(Task statement): Gather every line in the records below that contains the word "date".

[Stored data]
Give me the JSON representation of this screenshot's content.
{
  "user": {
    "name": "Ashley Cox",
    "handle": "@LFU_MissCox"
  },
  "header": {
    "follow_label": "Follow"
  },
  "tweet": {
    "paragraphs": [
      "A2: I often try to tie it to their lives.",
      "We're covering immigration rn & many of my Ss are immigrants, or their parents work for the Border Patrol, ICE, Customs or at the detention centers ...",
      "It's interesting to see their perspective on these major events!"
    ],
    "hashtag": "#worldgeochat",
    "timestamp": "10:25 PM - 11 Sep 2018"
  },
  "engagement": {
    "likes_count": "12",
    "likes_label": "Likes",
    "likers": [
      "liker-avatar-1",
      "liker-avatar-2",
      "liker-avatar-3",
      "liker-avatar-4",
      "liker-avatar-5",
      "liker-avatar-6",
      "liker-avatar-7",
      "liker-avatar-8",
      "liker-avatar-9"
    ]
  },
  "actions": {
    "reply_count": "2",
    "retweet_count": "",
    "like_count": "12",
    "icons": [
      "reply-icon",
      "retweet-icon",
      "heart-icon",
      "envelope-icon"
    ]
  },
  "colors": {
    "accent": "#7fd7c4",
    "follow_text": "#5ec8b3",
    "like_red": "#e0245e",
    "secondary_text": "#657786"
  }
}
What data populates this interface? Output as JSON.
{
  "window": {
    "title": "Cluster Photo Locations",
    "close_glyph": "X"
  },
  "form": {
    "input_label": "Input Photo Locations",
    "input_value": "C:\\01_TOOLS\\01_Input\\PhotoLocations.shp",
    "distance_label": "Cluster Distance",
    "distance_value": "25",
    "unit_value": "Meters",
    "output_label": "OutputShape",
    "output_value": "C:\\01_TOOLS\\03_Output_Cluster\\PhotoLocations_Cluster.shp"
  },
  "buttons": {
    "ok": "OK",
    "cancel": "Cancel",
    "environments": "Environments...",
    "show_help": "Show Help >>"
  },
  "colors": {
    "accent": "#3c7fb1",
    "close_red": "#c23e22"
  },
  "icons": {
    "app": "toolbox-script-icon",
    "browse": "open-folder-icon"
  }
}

---

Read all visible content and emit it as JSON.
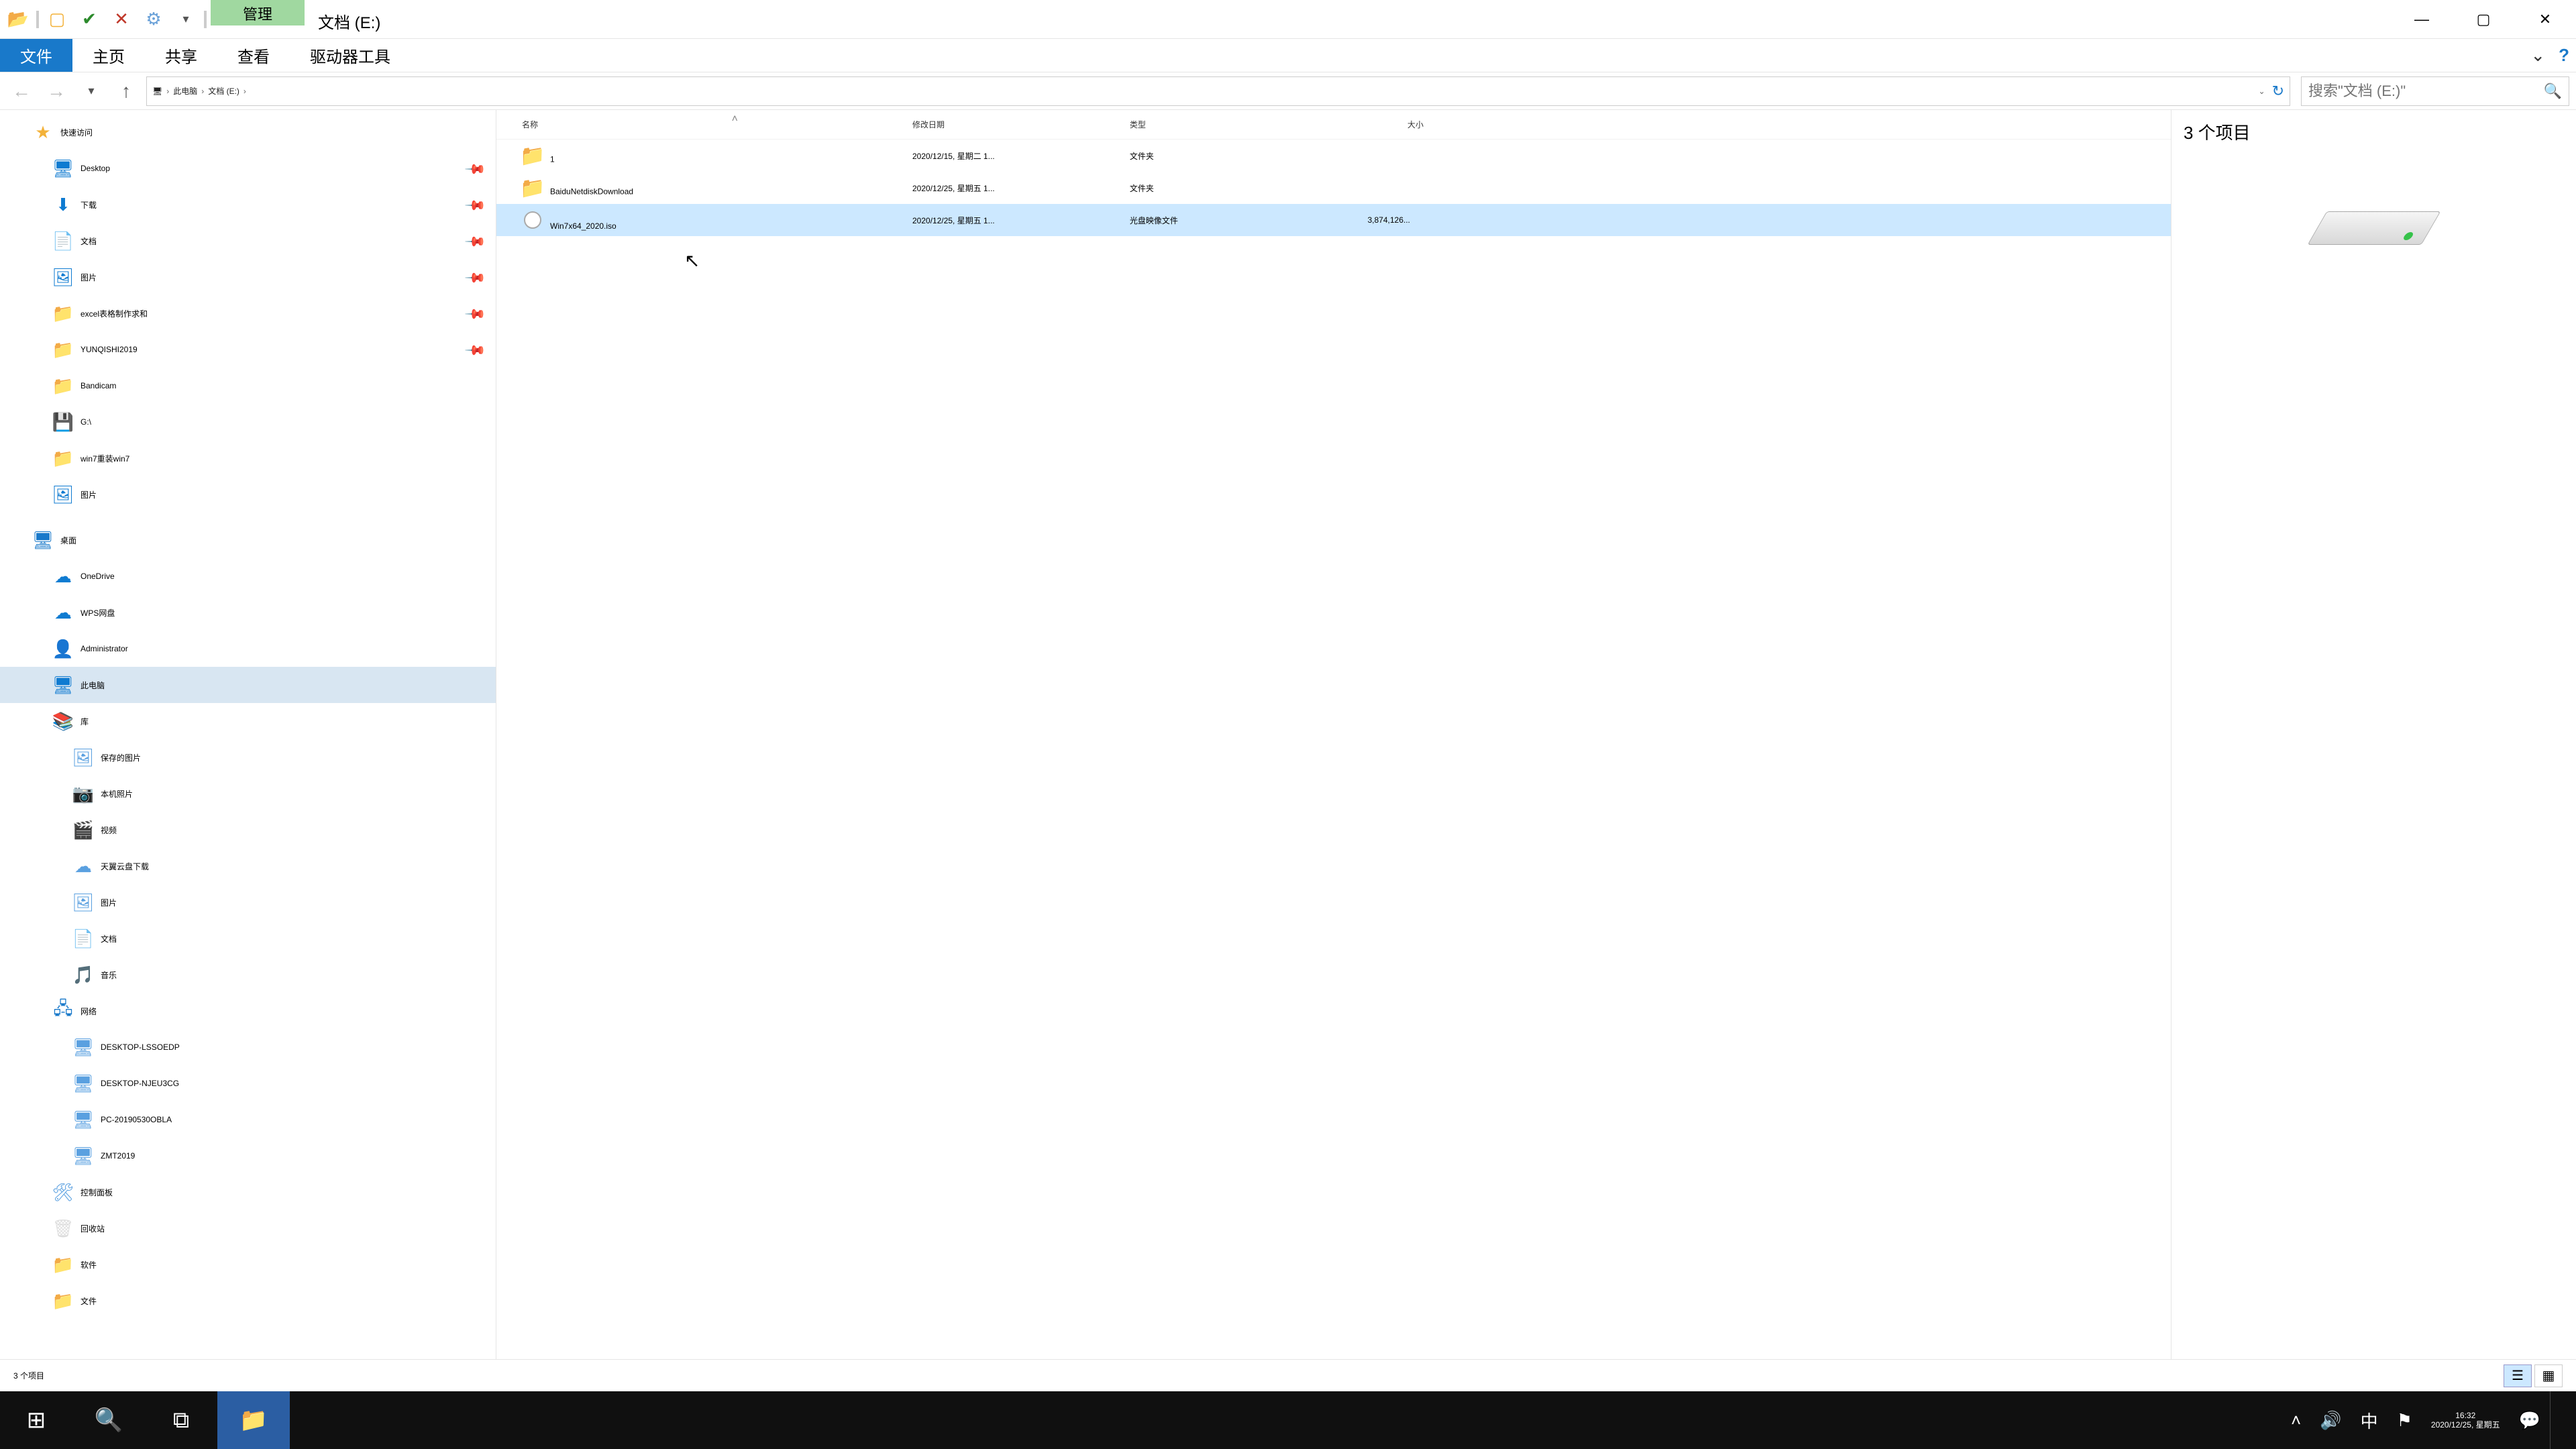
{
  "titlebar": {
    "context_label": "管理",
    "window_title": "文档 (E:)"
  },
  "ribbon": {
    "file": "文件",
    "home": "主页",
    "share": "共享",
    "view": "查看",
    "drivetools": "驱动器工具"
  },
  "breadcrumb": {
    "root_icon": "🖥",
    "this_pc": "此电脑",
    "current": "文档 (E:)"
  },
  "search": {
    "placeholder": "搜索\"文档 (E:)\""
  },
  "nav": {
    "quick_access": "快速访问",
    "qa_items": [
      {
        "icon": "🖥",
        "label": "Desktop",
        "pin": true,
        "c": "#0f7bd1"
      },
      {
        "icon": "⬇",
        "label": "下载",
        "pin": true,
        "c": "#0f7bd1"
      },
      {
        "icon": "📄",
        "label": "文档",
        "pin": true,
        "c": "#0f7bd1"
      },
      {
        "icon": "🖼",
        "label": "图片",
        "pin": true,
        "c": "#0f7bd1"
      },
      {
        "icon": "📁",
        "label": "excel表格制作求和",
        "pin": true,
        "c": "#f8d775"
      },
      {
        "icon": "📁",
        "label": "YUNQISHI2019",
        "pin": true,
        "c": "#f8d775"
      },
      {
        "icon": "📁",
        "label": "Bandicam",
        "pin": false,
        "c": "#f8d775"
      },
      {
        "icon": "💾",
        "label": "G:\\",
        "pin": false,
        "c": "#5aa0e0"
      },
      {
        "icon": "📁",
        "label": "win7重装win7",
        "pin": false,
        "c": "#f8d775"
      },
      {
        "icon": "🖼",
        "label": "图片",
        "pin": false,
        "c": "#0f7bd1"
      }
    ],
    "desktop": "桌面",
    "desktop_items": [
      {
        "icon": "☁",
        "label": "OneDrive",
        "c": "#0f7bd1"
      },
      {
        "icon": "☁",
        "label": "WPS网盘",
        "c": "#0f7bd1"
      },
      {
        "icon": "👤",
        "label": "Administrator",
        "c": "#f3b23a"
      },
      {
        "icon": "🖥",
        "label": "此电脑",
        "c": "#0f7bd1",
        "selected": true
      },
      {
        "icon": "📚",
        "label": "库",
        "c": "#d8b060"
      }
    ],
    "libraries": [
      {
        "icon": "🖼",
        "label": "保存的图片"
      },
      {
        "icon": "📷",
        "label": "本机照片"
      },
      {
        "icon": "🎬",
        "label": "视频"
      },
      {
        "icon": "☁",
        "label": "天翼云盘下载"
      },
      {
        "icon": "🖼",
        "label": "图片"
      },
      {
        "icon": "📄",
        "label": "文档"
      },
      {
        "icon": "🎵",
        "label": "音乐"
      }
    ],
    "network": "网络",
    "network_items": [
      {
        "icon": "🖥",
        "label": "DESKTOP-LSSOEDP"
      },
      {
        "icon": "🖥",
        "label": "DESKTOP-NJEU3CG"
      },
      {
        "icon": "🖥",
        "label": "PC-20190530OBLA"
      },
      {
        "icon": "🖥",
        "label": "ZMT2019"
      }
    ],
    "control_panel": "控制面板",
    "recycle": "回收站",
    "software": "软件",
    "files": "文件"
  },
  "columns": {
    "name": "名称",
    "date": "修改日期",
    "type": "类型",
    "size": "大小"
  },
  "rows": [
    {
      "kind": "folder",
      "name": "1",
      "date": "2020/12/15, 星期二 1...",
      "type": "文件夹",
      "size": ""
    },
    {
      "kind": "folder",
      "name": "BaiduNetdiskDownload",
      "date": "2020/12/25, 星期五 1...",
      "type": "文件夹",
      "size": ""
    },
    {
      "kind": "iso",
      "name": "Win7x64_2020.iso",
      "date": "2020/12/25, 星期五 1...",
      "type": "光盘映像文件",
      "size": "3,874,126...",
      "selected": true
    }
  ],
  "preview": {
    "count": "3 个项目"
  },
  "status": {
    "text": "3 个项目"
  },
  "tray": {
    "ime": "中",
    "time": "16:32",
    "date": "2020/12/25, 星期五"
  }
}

(Full response):
    "date": "修改日期",
      "date": "2020/12/15, 星期二 1...",
      "date": "2020/12/25, 星期五 1...",
      "date": "2020/12/25, 星期五 1...",
    "date": "2020/12/25, 星期五"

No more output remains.